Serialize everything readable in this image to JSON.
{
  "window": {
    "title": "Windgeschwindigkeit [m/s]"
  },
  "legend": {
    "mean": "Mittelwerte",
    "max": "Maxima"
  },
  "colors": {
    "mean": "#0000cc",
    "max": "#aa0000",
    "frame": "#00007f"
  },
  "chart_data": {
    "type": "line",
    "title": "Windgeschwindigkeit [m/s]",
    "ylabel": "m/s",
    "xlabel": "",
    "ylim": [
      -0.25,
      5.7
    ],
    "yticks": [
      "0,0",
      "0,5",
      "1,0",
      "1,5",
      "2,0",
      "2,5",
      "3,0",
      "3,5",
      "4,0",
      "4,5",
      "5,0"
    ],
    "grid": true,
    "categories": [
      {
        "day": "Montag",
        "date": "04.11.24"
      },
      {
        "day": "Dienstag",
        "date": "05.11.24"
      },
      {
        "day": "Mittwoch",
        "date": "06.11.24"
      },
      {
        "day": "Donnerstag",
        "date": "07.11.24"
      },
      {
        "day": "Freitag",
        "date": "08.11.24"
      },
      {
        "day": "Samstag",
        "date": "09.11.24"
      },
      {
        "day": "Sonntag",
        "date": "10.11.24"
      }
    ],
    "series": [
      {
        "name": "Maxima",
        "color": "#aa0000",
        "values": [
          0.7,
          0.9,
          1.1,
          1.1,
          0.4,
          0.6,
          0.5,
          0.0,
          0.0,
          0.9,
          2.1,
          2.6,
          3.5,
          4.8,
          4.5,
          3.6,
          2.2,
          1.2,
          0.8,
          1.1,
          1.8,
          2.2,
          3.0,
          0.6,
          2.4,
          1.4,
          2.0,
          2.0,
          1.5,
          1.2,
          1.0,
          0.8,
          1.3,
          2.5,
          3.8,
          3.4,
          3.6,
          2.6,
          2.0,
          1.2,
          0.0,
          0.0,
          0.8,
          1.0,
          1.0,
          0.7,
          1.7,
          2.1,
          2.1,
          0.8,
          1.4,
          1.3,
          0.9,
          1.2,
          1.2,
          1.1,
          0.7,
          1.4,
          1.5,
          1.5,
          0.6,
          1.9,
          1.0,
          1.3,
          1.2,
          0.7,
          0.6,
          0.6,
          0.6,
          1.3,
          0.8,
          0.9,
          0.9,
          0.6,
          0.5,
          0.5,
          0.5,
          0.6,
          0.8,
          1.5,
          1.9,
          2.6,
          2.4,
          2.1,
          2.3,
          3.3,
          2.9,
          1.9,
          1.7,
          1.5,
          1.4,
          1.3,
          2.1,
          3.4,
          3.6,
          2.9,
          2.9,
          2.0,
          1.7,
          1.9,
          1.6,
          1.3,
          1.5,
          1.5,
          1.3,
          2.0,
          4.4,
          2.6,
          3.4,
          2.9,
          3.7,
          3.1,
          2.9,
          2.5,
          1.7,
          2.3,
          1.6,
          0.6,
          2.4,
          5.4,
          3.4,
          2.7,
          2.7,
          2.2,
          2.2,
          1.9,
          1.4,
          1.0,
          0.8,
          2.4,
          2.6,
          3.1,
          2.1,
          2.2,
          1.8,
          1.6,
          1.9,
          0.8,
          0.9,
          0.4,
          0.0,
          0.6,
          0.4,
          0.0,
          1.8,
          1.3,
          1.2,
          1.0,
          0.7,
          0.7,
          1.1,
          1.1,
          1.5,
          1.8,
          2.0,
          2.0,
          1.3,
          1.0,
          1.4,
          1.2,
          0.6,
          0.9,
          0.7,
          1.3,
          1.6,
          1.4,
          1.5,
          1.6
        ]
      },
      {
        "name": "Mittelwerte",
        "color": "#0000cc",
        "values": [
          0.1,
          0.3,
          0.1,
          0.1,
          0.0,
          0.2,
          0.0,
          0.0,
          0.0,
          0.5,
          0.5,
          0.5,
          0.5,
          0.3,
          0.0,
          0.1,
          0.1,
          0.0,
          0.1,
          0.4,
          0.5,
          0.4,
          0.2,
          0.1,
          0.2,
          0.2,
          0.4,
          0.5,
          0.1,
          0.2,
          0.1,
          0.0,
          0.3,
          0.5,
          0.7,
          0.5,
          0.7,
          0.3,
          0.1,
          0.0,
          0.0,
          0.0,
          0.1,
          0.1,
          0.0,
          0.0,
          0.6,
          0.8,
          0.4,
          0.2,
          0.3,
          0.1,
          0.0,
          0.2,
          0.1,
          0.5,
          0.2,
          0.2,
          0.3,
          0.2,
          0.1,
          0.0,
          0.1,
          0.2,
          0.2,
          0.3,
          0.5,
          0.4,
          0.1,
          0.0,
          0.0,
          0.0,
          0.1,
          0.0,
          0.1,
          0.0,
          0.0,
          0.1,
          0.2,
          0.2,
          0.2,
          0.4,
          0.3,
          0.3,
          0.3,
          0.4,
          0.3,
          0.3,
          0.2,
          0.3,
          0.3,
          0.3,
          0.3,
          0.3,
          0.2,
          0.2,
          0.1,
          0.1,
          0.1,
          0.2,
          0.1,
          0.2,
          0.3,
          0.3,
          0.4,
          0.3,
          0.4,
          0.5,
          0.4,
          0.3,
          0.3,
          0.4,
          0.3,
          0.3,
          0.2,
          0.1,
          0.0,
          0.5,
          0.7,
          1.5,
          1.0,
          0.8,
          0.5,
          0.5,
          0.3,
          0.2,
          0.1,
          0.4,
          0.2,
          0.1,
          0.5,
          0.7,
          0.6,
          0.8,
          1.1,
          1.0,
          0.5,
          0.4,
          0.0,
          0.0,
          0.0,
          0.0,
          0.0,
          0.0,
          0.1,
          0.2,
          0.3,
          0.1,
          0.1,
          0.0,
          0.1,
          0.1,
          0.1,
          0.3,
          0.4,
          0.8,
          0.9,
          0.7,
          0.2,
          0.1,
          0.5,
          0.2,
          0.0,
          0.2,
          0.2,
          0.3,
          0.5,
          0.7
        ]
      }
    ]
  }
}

◇ ◇ ◇ ◇ ◇

• [TASK]: Check the data for the word "date" and pull out the lines that have it.

• [COMPLETE OUTPUT]:
        "date": "04.11.24"
        "date": "05.11.24"
        "date": "06.11.24"
        "date": "07.11.24"
        "date": "08.11.24"
        "date": "09.11.24"
        "date": "10.11.24"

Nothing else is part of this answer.